Referring to Sect. 2.4, the weight calculation for a typical MHC \(\left( {w_{MHC} } \right)\), resulting from any branch of the logic tree (Fig. 1a) is given by Eq. (7) which requires the \(w_{SERF}\) and \(w_{ERF}\) to be calculated. Here \(w_{SERF}\) is given by Eq. (6) and can be calculated if \(w_{iq}\) (associated weights of GMPEs, \(i = 1,N_{q}\) in \(q^{th}\) source zone) are known. Hence, the selection of GMPEs and their weight calculation (\(w_{iq}\) and \(\overline{w}_{jq}\)) are explained in the next section.

3 GMPE Selection and Weight Calculation

Proper selection of GMPE is an important step for evaluating the seismic hazard at any site. A few GMPEs are reported to date for North-east India including the Himalayan region due to the limited recordings of strong ground motion data, such as Sharma et al. (2009), Nath et al. (2012), Anbazhagan et al. (2013), and Gupta (2010). However, several GMPEs have been reported around the world for similar tectonic features and site characteristics. Douglas (2020) reported a nice collection of GMPEs developed all around the world to the date of publication.

Generally, three to four GMPEs are good enough for the consideration of epistemic uncertainty due to selection of GMPEs (Stewart et al., 2013). Selection criteria recommended by Bommer et al. (2010) is applied to the database of GMPEs (Douglas, 2020) in the reverse chronological order (starting from the recent), to the selection of ten to 15 GMPEs in each source zone. Hence, a set of 14 and 12 GMPEs are selected for ACR and SZ, respectively, and summarized in Appendix A. All these screened GMPEs use different measures of source-to-site distance such as Joyner-Boore distance \(\left( {R_{jb} } \right)\), epicentral distance \(\left( {R_{{{\text{epi}}}} } \right)\), hypocentral distance \(\left( {R_{{{\text{hypo}}}} } \right)\) and rupture distance \(\left( {R_{{{\text{rup}}}} } \right)\).

Final selection of the GMPEs is based on the ranking using an information theoretic or log-likelihood (LLH) approach reported by Scherbaum et al. (2009), and implementation of which in the present context is briefly described here. Let \(N_{q}\) be the number of candidates GMPEs for ranking in the \(q^{{{\text{th}}}}\) source zone after preliminary screening. Recorded strong motion data at PESMOS (Program for Excellence in Strong Motion Studies) and COSMOS (Consortium of Organizations for Strong Motion Observation Systems) stations in the north-east region with moment magnitude greater than 4 and \(R_{jb}\) less than 300 km (reduced if GMPE is not applicable) are considered for log-likelihood estimation. However, \(R_{jb}\) is not reported in the database. Therefore, \(R_{hypo}\) and \(R_{epi}\) are first computed from the information of latitude and longitude of the source and station and focal depth reported in the database. Associated \(R_{jb}\) is next constructed using the algorithm of Petersen et al. (2008). Appendix B summarizes the selected database which is used in the ranking process.

==*==

Task list:
A) Rewrite the paragraph of the seismic hazard text that begins "Generally, three to four GMPEs" as a short bulleted list that keeps its main facts.
B) Return the stretch of the seismic hazard text from "3 GMPE Selection" through "date of publication.", word for word.
C) Take the seismic hazard text further, picking up right after its last sentence.
The items that come next are separate material, apart from the seismic hazard text.

==*==

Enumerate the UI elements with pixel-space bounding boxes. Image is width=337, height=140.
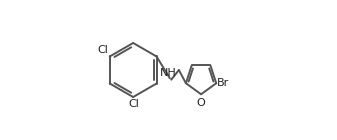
Text: Br: Br xyxy=(217,78,229,88)
Text: Cl: Cl xyxy=(98,45,109,55)
Text: Cl: Cl xyxy=(128,99,139,109)
Text: NH: NH xyxy=(160,68,177,78)
Text: O: O xyxy=(197,98,206,108)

==*==

Outputs in order:
A)
- Three to four GMPEs are generally enough to account for epistemic uncertainty from GMPE selection (Stewart et al., 2013).
- The selection criteria of Bommer et al. (2010) were applied to the Douglas (2020) GMPE database in reverse chronological order, starting with the most recent, to pick ten to 15 GMPEs per source zone.
- This produced 14 GMPEs for ACR and 12 for SZ, summarized in Appendix A.
- The screened GMPEs use different source-to-site distance measures: Joyner-Boore, epicentral, hypocentral and rupture distance.

B)
3 GMPE Selection and Weight Calculation

Proper selection of GMPE is an important step for evaluating the seismic hazard at any site. A few GMPEs are reported to date for North-east India including the Himalayan region due to the limited recordings of strong ground motion data, such as Sharma et al. (2009), Nath et al. (2012), Anbazhagan et al. (2013), and Gupta (2010). However, several GMPEs have been reported around the world for similar tectonic features and site characteristics. Douglas (2020) reported a nice collection of GMPEs developed all around the world to the date of publication.

C)
The candidate GMPEs use different intensity measures for the horizontal component of seismic excitation including GMRotI50, RotD50 and geomean. Five percent damped absolute acceleration response spectra are constructed using GMRotI50, RotD50 and geomean as the intensity measure for each recording. Geomean is defined in this paper over the ‘as-recorded’ pair (without any rotation for along and normal to the principal plane). Other intensity measures such as random, vectorial composition, and horizontal unspecified, if used in the GMPEs, are assumed as geomean in this paper. The observed sample data set for each GMPE is constructed using the associated spectral ordinates sampled at the period of 0.005 s over a period range of zero to the specified maximum.

Let the observed sample data set be defined as \(X = \left\{ {x_{k} } \right\}\), with \(k = 1,2,3, \cdots ,n\). Here \(k^{th}\) realization is associated with a given triplet of magnitude \(\left( {M_{k} } \right)\), source-to-site distance \(\left( {R_{k} } \right)\) and the time period \(\left( {T_{k} } \right)\). Associated with this \(k^{th}\) triplet, each GMPE returns the median \(\left( {\overline{Y}_{k} } \right)\) and logarithmic dispersion \(\left( {\sigma_{k} } \right)\) of the respective intensity measures that are assumed to be log normally distributed. Hence, conditioned to a governing GMPE, the probability of \(k^{th}\) observed data is given by

$$p\left( {X = x_{k} \left| {\overline{Y}_{k} ,\sigma_{k} } \right.} \right) = f\left( {x_{k} } \right)dx = \frac{1}{{\sigma_{k} \sqrt {2\pi } }}e^{{ - \frac{{\left[ {\ln \left( {x_{k} } \right) - \ln \left( {\overline{Y}_{k} } \right)} \right]^{2} }}{{2\sigma_{k}^{2} }}}} dx.$$
(10)

It should be noted that source-to-site distance for the observed events is available in \(R_{hypo}\), \(R_{epi}\) and also in \(R_{jb}\) using the algorithm of Petersen et al. (2008). In addition, \(R_{rup}\) is also required for some GMPEs and, in such cases, \(R_{jb}\) is converted into \(R_{rup}\) as recommended by Tavakoli et al. (2018). Average sample log-likelihood is next given by the negative of the average of logarithm of joint probability as follows:

$${\text{LLH}} = - \frac{1}{n}\sum\limits_{k = 1}^{n} {log_{B} \left\{ {f\left( {x_{k} } \right)} \right\}} .$$
(11)

Here \(B\) denotes the base of the logarithm which is taken as 2. Associated weight for the \(i^{th}\)(out of \(N_{q}\)) GMPE in \(q^{th}\) source zone is given by

$$w_{iq} = \frac{{B^{{ - LLH_{iq} }} }}{{\sum\nolimits_{i = 1}^{{N_{q} }} {B^{{ - LLH_{iq} }} } }}.$$
(12)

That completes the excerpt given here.